## EXERCISE INPUTS

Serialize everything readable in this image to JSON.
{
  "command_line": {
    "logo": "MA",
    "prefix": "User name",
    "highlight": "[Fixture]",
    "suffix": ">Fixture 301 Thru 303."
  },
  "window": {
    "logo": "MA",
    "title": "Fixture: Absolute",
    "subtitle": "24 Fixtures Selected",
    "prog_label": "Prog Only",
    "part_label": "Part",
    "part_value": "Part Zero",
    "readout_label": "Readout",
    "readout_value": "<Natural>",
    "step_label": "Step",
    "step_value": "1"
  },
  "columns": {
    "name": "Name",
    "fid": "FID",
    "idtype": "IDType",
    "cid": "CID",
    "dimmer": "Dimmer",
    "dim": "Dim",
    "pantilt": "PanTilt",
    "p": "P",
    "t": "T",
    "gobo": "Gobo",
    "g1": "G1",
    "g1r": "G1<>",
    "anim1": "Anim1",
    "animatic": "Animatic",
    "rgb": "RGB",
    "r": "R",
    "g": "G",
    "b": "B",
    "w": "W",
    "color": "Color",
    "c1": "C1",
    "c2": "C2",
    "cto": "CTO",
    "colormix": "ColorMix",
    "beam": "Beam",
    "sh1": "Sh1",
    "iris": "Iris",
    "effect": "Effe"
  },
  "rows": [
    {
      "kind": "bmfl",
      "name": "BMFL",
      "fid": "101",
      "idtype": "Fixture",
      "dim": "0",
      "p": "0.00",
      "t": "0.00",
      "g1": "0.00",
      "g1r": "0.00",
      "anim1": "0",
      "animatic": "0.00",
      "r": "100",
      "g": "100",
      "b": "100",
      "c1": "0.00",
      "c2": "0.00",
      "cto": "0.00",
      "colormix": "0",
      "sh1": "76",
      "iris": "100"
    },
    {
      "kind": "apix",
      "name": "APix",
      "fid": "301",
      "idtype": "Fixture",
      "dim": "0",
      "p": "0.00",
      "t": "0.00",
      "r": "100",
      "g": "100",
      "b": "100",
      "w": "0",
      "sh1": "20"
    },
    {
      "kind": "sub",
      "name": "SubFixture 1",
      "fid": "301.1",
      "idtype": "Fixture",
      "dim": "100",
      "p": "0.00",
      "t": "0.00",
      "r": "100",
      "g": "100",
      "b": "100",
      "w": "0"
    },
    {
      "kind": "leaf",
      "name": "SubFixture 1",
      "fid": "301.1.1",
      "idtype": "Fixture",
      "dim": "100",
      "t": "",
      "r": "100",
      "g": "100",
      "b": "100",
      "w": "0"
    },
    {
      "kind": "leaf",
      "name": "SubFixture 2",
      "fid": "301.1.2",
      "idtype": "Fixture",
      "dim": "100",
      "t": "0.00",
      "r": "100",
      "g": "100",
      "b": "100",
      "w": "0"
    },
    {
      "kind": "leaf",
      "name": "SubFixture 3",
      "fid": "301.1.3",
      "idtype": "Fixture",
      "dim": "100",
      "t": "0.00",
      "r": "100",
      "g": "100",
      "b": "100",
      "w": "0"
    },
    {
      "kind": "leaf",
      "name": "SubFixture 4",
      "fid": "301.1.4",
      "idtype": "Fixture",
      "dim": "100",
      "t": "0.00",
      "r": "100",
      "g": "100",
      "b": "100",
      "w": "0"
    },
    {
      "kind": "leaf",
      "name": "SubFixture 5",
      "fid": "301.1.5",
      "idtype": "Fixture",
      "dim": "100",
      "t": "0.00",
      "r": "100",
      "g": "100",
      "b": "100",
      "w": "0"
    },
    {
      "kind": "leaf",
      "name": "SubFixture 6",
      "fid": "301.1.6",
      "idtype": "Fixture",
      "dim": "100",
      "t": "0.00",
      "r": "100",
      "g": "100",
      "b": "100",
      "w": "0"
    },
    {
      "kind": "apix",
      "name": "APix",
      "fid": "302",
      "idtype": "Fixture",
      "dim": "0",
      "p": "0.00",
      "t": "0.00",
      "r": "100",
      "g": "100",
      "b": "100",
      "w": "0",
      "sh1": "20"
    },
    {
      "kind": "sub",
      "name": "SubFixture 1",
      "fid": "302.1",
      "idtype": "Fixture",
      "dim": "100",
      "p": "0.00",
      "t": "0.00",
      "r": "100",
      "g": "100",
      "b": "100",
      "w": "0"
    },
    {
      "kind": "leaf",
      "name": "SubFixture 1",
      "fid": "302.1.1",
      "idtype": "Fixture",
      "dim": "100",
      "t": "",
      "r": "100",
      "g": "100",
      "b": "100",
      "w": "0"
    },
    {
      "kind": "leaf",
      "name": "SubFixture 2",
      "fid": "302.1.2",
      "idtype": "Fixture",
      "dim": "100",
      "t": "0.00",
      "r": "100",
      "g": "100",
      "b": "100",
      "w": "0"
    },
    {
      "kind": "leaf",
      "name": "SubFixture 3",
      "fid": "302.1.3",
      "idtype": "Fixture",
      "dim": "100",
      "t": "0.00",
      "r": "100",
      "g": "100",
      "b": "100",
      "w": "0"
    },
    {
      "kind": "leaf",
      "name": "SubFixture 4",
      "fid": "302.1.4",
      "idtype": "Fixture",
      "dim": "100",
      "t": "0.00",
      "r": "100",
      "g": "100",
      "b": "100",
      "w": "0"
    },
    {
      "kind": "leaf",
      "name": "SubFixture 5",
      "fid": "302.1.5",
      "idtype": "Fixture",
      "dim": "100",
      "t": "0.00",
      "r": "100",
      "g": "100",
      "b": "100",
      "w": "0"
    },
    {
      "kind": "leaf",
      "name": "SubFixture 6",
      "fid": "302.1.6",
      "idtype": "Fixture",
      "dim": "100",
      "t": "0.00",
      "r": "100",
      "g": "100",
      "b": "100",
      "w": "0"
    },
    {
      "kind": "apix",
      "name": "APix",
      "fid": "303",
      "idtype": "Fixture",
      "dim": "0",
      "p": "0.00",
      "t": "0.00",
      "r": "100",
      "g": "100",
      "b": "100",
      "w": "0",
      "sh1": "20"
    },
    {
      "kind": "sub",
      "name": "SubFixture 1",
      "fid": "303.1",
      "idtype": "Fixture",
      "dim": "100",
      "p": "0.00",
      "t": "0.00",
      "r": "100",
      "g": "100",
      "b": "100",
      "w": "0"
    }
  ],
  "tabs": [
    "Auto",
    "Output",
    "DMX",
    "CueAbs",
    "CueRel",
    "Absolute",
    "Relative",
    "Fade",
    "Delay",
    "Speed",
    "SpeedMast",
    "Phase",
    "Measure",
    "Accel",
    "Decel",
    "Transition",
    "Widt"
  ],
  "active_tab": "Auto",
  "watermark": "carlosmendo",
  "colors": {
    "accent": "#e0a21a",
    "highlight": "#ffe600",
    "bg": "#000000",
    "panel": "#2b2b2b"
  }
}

## TASK GOAL
The entries above must be returned in full, exactly as shown.

## RESULT OF THE EXERCISE
Serialize everything readable in this image to JSON.
{
  "command_line": {
    "logo": "MA",
    "prefix": "User name",
    "highlight": "[Fixture]",
    "suffix": ">Fixture 301 Thru 303."
  },
  "window": {
    "logo": "MA",
    "title": "Fixture: Absolute",
    "subtitle": "24 Fixtures Selected",
    "prog_label": "Prog Only",
    "part_label": "Part",
    "part_value": "Part Zero",
    "readout_label": "Readout",
    "readout_value": "<Natural>",
    "step_label": "Step",
    "step_value": "1"
  },
  "columns": {
    "name": "Name",
    "fid": "FID",
    "idtype": "IDType",
    "cid": "CID",
    "dimmer": "Dimmer",
    "dim": "Dim",
    "pantilt": "PanTilt",
    "p": "P",
    "t": "T",
    "gobo": "Gobo",
    "g1": "G1",
    "g1r": "G1<>",
    "anim1": "Anim1",
    "animatic": "Animatic",
    "rgb": "RGB",
    "r": "R",
    "g": "G",
    "b": "B",
    "w": "W",
    "color": "Color",
    "c1": "C1",
    "c2": "C2",
    "cto": "CTO",
    "colormix": "ColorMix",
    "beam": "Beam",
    "sh1": "Sh1",
    "iris": "Iris",
    "effect": "Effe"
  },
  "rows": [
    {
      "kind": "bmfl",
      "name": "BMFL",
      "fid": "101",
      "idtype": "Fixture",
      "dim": "0",
      "p": "0.00",
      "t": "0.00",
      "g1": "0.00",
      "g1r": "0.00",
      "anim1": "0",
      "animatic": "0.00",
      "r": "100",
      "g": "100",
      "b": "100",
      "c1": "0.00",
      "c2": "0.00",
      "cto": "0.00",
      "colormix": "0",
      "sh1": "76",
      "iris": "100"
    },
    {
      "kind": "apix",
      "name": "APix",
      "fid": "301",
      "idtype": "Fixture",
      "dim": "0",
      "p": "0.00",
      "t": "0.00",
      "r": "100",
      "g": "100",
      "b": "100",
      "w": "0",
      "sh1": "20"
    },
    {
      "kind": "sub",
      "name": "SubFixture 1",
      "fid": "301.1",
      "idtype": "Fixture",
      "dim": "100",
      "p": "0.00",
      "t": "0.00",
      "r": "100",
      "g": "100",
      "b": "100",
      "w": "0"
    },
    {
      "kind": "leaf",
      "name": "SubFixture 1",
      "fid": "301.1.1",
      "idtype": "Fixture",
      "dim": "100",
      "t": "",
      "r": "100",
      "g": "100",
      "b": "100",
      "w": "0"
    },
    {
      "kind": "leaf",
      "name": "SubFixture 2",
      "fid": "301.1.2",
      "idtype": "Fixture",
      "dim": "100",
      "t": "0.00",
      "r": "100",
      "g": "100",
      "b": "100",
      "w": "0"
    },
    {
      "kind": "leaf",
      "name": "SubFixture 3",
      "fid": "301.1.3",
      "idtype": "Fixture",
      "dim": "100",
      "t": "0.00",
      "r": "100",
      "g": "100",
      "b": "100",
      "w": "0"
    },
    {
      "kind": "leaf",
      "name": "SubFixture 4",
      "fid": "301.1.4",
      "idtype": "Fixture",
      "dim": "100",
      "t": "0.00",
      "r": "100",
      "g": "100",
      "b": "100",
      "w": "0"
    },
    {
      "kind": "leaf",
      "name": "SubFixture 5",
      "fid": "301.1.5",
      "idtype": "Fixture",
      "dim": "100",
      "t": "0.00",
      "r": "100",
      "g": "100",
      "b": "100",
      "w": "0"
    },
    {
      "kind": "leaf",
      "name": "SubFixture 6",
      "fid": "301.1.6",
      "idtype": "Fixture",
      "dim": "100",
      "t": "0.00",
      "r": "100",
      "g": "100",
      "b": "100",
      "w": "0"
    },
    {
      "kind": "apix",
      "name": "APix",
      "fid": "302",
      "idtype": "Fixture",
      "dim": "0",
      "p": "0.00",
      "t": "0.00",
      "r": "100",
      "g": "100",
      "b": "100",
      "w": "0",
      "sh1": "20"
    },
    {
      "kind": "sub",
      "name": "SubFixture 1",
      "fid": "302.1",
      "idtype": "Fixture",
      "dim": "100",
      "p": "0.00",
      "t": "0.00",
      "r": "100",
      "g": "100",
      "b": "100",
      "w": "0"
    },
    {
      "kind": "leaf",
      "name": "SubFixture 1",
      "fid": "302.1.1",
      "idtype": "Fixture",
      "dim": "100",
      "t": "",
      "r": "100",
      "g": "100",
      "b": "100",
      "w": "0"
    },
    {
      "kind": "leaf",
      "name": "SubFixture 2",
      "fid": "302.1.2",
      "idtype": "Fixture",
      "dim": "100",
      "t": "0.00",
      "r": "100",
      "g": "100",
      "b": "100",
      "w": "0"
    },
    {
      "kind": "leaf",
      "name": "SubFixture 3",
      "fid": "302.1.3",
      "idtype": "Fixture",
      "dim": "100",
      "t": "0.00",
      "r": "100",
      "g": "100",
      "b": "100",
      "w": "0"
    },
    {
      "kind": "leaf",
      "name": "SubFixture 4",
      "fid": "302.1.4",
      "idtype": "Fixture",
      "dim": "100",
      "t": "0.00",
      "r": "100",
      "g": "100",
      "b": "100",
      "w": "0"
    },
    {
      "kind": "leaf",
      "name": "SubFixture 5",
      "fid": "302.1.5",
      "idtype": "Fixture",
      "dim": "100",
      "t": "0.00",
      "r": "100",
      "g": "100",
      "b": "100",
      "w": "0"
    },
    {
      "kind": "leaf",
      "name": "SubFixture 6",
      "fid": "302.1.6",
      "idtype": "Fixture",
      "dim": "100",
      "t": "0.00",
      "r": "100",
      "g": "100",
      "b": "100",
      "w": "0"
    },
    {
      "kind": "apix",
      "name": "APix",
      "fid": "303",
      "idtype": "Fixture",
      "dim": "0",
      "p": "0.00",
      "t": "0.00",
      "r": "100",
      "g": "100",
      "b": "100",
      "w": "0",
      "sh1": "20"
    },
    {
      "kind": "sub",
      "name": "SubFixture 1",
      "fid": "303.1",
      "idtype": "Fixture",
      "dim": "100",
      "p": "0.00",
      "t": "0.00",
      "r": "100",
      "g": "100",
      "b": "100",
      "w": "0"
    }
  ],
  "tabs": [
    "Auto",
    "Output",
    "DMX",
    "CueAbs",
    "CueRel",
    "Absolute",
    "Relative",
    "Fade",
    "Delay",
    "Speed",
    "SpeedMast",
    "Phase",
    "Measure",
    "Accel",
    "Decel",
    "Transition",
    "Widt"
  ],
  "active_tab": "Auto",
  "watermark": "carlosmendo",
  "colors": {
    "accent": "#e0a21a",
    "highlight": "#ffe600",
    "bg": "#000000",
    "panel": "#2b2b2b"
  }
}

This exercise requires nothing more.